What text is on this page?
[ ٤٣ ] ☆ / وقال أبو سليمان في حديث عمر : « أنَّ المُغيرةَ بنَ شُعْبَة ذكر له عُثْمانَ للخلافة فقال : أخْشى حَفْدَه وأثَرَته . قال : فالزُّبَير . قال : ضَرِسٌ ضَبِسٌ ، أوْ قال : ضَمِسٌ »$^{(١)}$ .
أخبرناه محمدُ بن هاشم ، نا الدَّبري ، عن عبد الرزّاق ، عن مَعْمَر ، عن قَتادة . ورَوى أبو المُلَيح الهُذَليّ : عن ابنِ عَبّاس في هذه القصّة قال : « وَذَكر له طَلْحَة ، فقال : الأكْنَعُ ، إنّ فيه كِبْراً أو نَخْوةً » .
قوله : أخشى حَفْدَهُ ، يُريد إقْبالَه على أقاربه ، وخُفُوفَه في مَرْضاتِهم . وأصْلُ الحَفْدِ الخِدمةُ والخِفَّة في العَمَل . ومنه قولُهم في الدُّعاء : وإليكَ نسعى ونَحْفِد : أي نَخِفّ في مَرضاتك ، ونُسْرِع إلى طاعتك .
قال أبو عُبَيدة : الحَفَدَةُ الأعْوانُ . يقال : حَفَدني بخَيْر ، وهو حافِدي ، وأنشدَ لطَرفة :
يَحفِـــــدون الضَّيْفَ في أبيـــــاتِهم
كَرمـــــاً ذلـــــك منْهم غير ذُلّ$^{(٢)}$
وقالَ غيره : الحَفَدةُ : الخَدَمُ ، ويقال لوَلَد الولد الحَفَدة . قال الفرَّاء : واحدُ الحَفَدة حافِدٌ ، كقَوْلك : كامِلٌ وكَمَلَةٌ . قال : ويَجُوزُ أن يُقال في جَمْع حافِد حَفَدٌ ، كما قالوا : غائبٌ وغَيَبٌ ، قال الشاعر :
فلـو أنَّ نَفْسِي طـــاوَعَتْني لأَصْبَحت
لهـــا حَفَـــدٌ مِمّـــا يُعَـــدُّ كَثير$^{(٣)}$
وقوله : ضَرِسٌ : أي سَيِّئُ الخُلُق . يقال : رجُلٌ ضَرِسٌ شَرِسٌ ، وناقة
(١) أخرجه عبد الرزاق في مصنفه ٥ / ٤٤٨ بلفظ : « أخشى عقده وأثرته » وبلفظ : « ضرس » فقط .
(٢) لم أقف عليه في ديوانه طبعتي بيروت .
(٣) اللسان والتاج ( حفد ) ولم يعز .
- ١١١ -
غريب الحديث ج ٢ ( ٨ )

*Exercise*: Exactly as shown above, return every record.

*Answer to the exercise*:
What text is on this page?
[ ٤٣ ] ☆ / وقال أبو سليمان في حديث عمر : « أنَّ المُغيرةَ بنَ شُعْبَة ذكر له عُثْمانَ للخلافة فقال : أخْشى حَفْدَه وأثَرَته . قال : فالزُّبَير . قال : ضَرِسٌ ضَبِسٌ ، أوْ قال : ضَمِسٌ »$^{(١)}$ .
أخبرناه محمدُ بن هاشم ، نا الدَّبري ، عن عبد الرزّاق ، عن مَعْمَر ، عن قَتادة . ورَوى أبو المُلَيح الهُذَليّ : عن ابنِ عَبّاس في هذه القصّة قال : « وَذَكر له طَلْحَة ، فقال : الأكْنَعُ ، إنّ فيه كِبْراً أو نَخْوةً » .
قوله : أخشى حَفْدَهُ ، يُريد إقْبالَه على أقاربه ، وخُفُوفَه في مَرْضاتِهم . وأصْلُ الحَفْدِ الخِدمةُ والخِفَّة في العَمَل . ومنه قولُهم في الدُّعاء : وإليكَ نسعى ونَحْفِد : أي نَخِفّ في مَرضاتك ، ونُسْرِع إلى طاعتك .
قال أبو عُبَيدة : الحَفَدَةُ الأعْوانُ . يقال : حَفَدني بخَيْر ، وهو حافِدي ، وأنشدَ لطَرفة :
يَحفِـــــدون الضَّيْفَ في أبيـــــاتِهم
كَرمـــــاً ذلـــــك منْهم غير ذُلّ$^{(٢)}$
وقالَ غيره : الحَفَدةُ : الخَدَمُ ، ويقال لوَلَد الولد الحَفَدة . قال الفرَّاء : واحدُ الحَفَدة حافِدٌ ، كقَوْلك : كامِلٌ وكَمَلَةٌ . قال : ويَجُوزُ أن يُقال في جَمْع حافِد حَفَدٌ ، كما قالوا : غائبٌ وغَيَبٌ ، قال الشاعر :
فلـو أنَّ نَفْسِي طـــاوَعَتْني لأَصْبَحت
لهـــا حَفَـــدٌ مِمّـــا يُعَـــدُّ كَثير$^{(٣)}$
وقوله : ضَرِسٌ : أي سَيِّئُ الخُلُق . يقال : رجُلٌ ضَرِسٌ شَرِسٌ ، وناقة
(١) أخرجه عبد الرزاق في مصنفه ٥ / ٤٤٨ بلفظ : « أخشى عقده وأثرته » وبلفظ : « ضرس » فقط .
(٢) لم أقف عليه في ديوانه طبعتي بيروت .
(٣) اللسان والتاج ( حفد ) ولم يعز .
- ١١١ -
غريب الحديث ج ٢ ( ٨ )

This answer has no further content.